### Problem to solve:
Output all lines exactly.

※

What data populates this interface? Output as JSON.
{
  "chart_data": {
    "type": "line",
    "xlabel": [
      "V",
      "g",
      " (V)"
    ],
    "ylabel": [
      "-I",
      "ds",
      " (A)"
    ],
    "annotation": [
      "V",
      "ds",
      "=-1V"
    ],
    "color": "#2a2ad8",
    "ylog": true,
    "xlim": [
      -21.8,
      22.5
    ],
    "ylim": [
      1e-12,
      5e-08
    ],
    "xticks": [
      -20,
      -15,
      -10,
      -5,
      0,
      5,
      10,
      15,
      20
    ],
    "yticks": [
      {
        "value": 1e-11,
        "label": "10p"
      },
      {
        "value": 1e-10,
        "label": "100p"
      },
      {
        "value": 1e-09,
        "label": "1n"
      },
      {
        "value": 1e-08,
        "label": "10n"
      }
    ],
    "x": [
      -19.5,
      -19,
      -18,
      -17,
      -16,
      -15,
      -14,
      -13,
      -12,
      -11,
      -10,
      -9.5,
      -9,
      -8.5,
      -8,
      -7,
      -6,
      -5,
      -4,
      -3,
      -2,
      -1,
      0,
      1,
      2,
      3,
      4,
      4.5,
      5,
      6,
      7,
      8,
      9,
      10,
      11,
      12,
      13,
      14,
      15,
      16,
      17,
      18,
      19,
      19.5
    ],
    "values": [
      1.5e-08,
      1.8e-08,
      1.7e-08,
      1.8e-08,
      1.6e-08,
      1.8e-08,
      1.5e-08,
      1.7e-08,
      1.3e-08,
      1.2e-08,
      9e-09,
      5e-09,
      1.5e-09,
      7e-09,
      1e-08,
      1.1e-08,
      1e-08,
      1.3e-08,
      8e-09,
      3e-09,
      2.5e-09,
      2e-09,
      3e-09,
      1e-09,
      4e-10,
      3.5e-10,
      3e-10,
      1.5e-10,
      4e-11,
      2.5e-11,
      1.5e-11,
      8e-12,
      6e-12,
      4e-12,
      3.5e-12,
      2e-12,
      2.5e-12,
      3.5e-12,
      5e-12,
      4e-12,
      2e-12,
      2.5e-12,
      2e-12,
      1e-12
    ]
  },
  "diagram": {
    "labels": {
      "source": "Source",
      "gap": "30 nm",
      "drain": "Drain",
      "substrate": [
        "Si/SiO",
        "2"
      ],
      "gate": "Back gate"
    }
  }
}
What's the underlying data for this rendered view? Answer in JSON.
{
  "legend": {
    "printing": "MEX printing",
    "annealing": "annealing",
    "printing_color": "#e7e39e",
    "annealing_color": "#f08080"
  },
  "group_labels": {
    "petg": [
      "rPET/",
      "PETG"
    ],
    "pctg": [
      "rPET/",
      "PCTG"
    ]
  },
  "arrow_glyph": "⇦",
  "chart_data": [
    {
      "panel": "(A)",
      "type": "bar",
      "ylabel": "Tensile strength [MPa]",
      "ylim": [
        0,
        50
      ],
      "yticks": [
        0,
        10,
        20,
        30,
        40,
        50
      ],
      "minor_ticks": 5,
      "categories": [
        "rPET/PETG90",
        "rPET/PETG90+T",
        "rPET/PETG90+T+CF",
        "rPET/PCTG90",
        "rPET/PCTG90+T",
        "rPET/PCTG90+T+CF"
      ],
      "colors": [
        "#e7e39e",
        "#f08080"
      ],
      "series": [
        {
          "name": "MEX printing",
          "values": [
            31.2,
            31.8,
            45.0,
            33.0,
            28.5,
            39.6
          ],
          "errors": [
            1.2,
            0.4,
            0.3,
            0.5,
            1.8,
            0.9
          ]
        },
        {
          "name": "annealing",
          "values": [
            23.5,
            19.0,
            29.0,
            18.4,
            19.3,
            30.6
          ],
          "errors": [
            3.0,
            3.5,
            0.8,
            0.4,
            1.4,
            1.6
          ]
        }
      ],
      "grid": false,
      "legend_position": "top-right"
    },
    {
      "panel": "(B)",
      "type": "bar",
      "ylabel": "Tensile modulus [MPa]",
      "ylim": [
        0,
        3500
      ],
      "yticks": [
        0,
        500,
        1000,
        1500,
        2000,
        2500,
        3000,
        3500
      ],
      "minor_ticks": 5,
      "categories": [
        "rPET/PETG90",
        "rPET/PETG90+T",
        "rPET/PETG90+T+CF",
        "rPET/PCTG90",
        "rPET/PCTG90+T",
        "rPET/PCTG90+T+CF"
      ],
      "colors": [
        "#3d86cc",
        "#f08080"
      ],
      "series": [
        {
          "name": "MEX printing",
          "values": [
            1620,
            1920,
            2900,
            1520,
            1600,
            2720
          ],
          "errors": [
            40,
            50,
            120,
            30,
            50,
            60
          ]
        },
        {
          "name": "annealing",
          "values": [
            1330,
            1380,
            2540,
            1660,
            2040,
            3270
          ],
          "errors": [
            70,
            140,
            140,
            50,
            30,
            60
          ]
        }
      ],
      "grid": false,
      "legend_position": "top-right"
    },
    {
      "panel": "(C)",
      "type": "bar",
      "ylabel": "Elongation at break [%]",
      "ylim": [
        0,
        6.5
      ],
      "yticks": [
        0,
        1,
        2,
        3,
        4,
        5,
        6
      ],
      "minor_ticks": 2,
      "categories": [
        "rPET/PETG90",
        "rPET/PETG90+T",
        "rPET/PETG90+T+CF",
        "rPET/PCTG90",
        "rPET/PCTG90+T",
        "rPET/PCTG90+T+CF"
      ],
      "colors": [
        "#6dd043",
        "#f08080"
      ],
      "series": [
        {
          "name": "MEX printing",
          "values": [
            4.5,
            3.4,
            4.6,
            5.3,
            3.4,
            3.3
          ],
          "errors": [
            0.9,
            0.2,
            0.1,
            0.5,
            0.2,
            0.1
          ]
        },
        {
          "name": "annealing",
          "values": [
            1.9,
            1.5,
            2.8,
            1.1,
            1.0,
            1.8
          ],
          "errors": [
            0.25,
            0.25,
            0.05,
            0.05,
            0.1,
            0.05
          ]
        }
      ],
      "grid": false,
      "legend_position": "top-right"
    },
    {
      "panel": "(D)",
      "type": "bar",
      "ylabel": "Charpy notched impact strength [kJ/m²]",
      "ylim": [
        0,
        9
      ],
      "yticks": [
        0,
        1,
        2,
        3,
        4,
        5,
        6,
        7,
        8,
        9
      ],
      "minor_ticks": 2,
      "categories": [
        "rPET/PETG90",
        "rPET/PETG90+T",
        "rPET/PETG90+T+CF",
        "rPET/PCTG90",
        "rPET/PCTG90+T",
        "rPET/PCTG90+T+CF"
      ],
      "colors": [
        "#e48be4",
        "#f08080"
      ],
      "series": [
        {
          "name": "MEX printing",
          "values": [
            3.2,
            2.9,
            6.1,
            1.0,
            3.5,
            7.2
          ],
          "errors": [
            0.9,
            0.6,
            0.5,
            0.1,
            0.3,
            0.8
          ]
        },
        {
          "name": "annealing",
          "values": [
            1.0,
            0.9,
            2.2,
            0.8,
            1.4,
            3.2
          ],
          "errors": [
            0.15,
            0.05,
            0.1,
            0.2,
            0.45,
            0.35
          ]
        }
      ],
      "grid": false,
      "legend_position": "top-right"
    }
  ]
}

※

### Answer to this exercise:
What data populates this interface? Output as JSON.
{
  "chart_data": {
    "type": "line",
    "xlabel": [
      "V",
      "g",
      " (V)"
    ],
    "ylabel": [
      "-I",
      "ds",
      " (A)"
    ],
    "annotation": [
      "V",
      "ds",
      "=-1V"
    ],
    "color": "#2a2ad8",
    "ylog": true,
    "xlim": [
      -21.8,
      22.5
    ],
    "ylim": [
      1e-12,
      5e-08
    ],
    "xticks": [
      -20,
      -15,
      -10,
      -5,
      0,
      5,
      10,
      15,
      20
    ],
    "yticks": [
      {
        "value": 1e-11,
        "label": "10p"
      },
      {
        "value": 1e-10,
        "label": "100p"
      },
      {
        "value": 1e-09,
        "label": "1n"
      },
      {
        "value": 1e-08,
        "label": "10n"
      }
    ],
    "x": [
      -19.5,
      -19,
      -18,
      -17,
      -16,
      -15,
      -14,
      -13,
      -12,
      -11,
      -10,
      -9.5,
      -9,
      -8.5,
      -8,
      -7,
      -6,
      -5,
      -4,
      -3,
      -2,
      -1,
      0,
      1,
      2,
      3,
      4,
      4.5,
      5,
      6,
      7,
      8,
      9,
      10,
      11,
      12,
      13,
      14,
      15,
      16,
      17,
      18,
      19,
      19.5
    ],
    "values": [
      1.5e-08,
      1.8e-08,
      1.7e-08,
      1.8e-08,
      1.6e-08,
      1.8e-08,
      1.5e-08,
      1.7e-08,
      1.3e-08,
      1.2e-08,
      9e-09,
      5e-09,
      1.5e-09,
      7e-09,
      1e-08,
      1.1e-08,
      1e-08,
      1.3e-08,
      8e-09,
      3e-09,
      2.5e-09,
      2e-09,
      3e-09,
      1e-09,
      4e-10,
      3.5e-10,
      3e-10,
      1.5e-10,
      4e-11,
      2.5e-11,
      1.5e-11,
      8e-12,
      6e-12,
      4e-12,
      3.5e-12,
      2e-12,
      2.5e-12,
      3.5e-12,
      5e-12,
      4e-12,
      2e-12,
      2.5e-12,
      2e-12,
      1e-12
    ]
  },
  "diagram": {
    "labels": {
      "source": "Source",
      "gap": "30 nm",
      "drain": "Drain",
      "substrate": [
        "Si/SiO",
        "2"
      ],
      "gate": "Back gate"
    }
  }
}
What's the underlying data for this rendered view? Answer in JSON.
{
  "legend": {
    "printing": "MEX printing",
    "annealing": "annealing",
    "printing_color": "#e7e39e",
    "annealing_color": "#f08080"
  },
  "group_labels": {
    "petg": [
      "rPET/",
      "PETG"
    ],
    "pctg": [
      "rPET/",
      "PCTG"
    ]
  },
  "arrow_glyph": "⇦",
  "chart_data": [
    {
      "panel": "(A)",
      "type": "bar",
      "ylabel": "Tensile strength [MPa]",
      "ylim": [
        0,
        50
      ],
      "yticks": [
        0,
        10,
        20,
        30,
        40,
        50
      ],
      "minor_ticks": 5,
      "categories": [
        "rPET/PETG90",
        "rPET/PETG90+T",
        "rPET/PETG90+T+CF",
        "rPET/PCTG90",
        "rPET/PCTG90+T",
        "rPET/PCTG90+T+CF"
      ],
      "colors": [
        "#e7e39e",
        "#f08080"
      ],
      "series": [
        {
          "name": "MEX printing",
          "values": [
            31.2,
            31.8,
            45.0,
            33.0,
            28.5,
            39.6
          ],
          "errors": [
            1.2,
            0.4,
            0.3,
            0.5,
            1.8,
            0.9
          ]
        },
        {
          "name": "annealing",
          "values": [
            23.5,
            19.0,
            29.0,
            18.4,
            19.3,
            30.6
          ],
          "errors": [
            3.0,
            3.5,
            0.8,
            0.4,
            1.4,
            1.6
          ]
        }
      ],
      "grid": false,
      "legend_position": "top-right"
    },
    {
      "panel": "(B)",
      "type": "bar",
      "ylabel": "Tensile modulus [MPa]",
      "ylim": [
        0,
        3500
      ],
      "yticks": [
        0,
        500,
        1000,
        1500,
        2000,
        2500,
        3000,
        3500
      ],
      "minor_ticks": 5,
      "categories": [
        "rPET/PETG90",
        "rPET/PETG90+T",
        "rPET/PETG90+T+CF",
        "rPET/PCTG90",
        "rPET/PCTG90+T",
        "rPET/PCTG90+T+CF"
      ],
      "colors": [
        "#3d86cc",
        "#f08080"
      ],
      "series": [
        {
          "name": "MEX printing",
          "values": [
            1620,
            1920,
            2900,
            1520,
            1600,
            2720
          ],
          "errors": [
            40,
            50,
            120,
            30,
            50,
            60
          ]
        },
        {
          "name": "annealing",
          "values": [
            1330,
            1380,
            2540,
            1660,
            2040,
            3270
          ],
          "errors": [
            70,
            140,
            140,
            50,
            30,
            60
          ]
        }
      ],
      "grid": false,
      "legend_position": "top-right"
    },
    {
      "panel": "(C)",
      "type": "bar",
      "ylabel": "Elongation at break [%]",
      "ylim": [
        0,
        6.5
      ],
      "yticks": [
        0,
        1,
        2,
        3,
        4,
        5,
        6
      ],
      "minor_ticks": 2,
      "categories": [
        "rPET/PETG90",
        "rPET/PETG90+T",
        "rPET/PETG90+T+CF",
        "rPET/PCTG90",
        "rPET/PCTG90+T",
        "rPET/PCTG90+T+CF"
      ],
      "colors": [
        "#6dd043",
        "#f08080"
      ],
      "series": [
        {
          "name": "MEX printing",
          "values": [
            4.5,
            3.4,
            4.6,
            5.3,
            3.4,
            3.3
          ],
          "errors": [
            0.9,
            0.2,
            0.1,
            0.5,
            0.2,
            0.1
          ]
        },
        {
          "name": "annealing",
          "values": [
            1.9,
            1.5,
            2.8,
            1.1,
            1.0,
            1.8
          ],
          "errors": [
            0.25,
            0.25,
            0.05,
            0.05,
            0.1,
            0.05
          ]
        }
      ],
      "grid": false,
      "legend_position": "top-right"
    },
    {
      "panel": "(D)",
      "type": "bar",
      "ylabel": "Charpy notched impact strength [kJ/m²]",
      "ylim": [
        0,
        9
      ],
      "yticks": [
        0,
        1,
        2,
        3,
        4,
        5,
        6,
        7,
        8,
        9
      ],
      "minor_ticks": 2,
      "categories": [
        "rPET/PETG90",
        "rPET/PETG90+T",
        "rPET/PETG90+T+CF",
        "rPET/PCTG90",
        "rPET/PCTG90+T",
        "rPET/PCTG90+T+CF"
      ],
      "colors": [
        "#e48be4",
        "#f08080"
      ],
      "series": [
        {
          "name": "MEX printing",
          "values": [
            3.2,
            2.9,
            6.1,
            1.0,
            3.5,
            7.2
          ],
          "errors": [
            0.9,
            0.6,
            0.5,
            0.1,
            0.3,
            0.8
          ]
        },
        {
          "name": "annealing",
          "values": [
            1.0,
            0.9,
            2.2,
            0.8,
            1.4,
            3.2
          ],
          "errors": [
            0.15,
            0.05,
            0.1,
            0.2,
            0.45,
            0.35
          ]
        }
      ],
      "grid": false,
      "legend_position": "top-right"
    }
  ]
}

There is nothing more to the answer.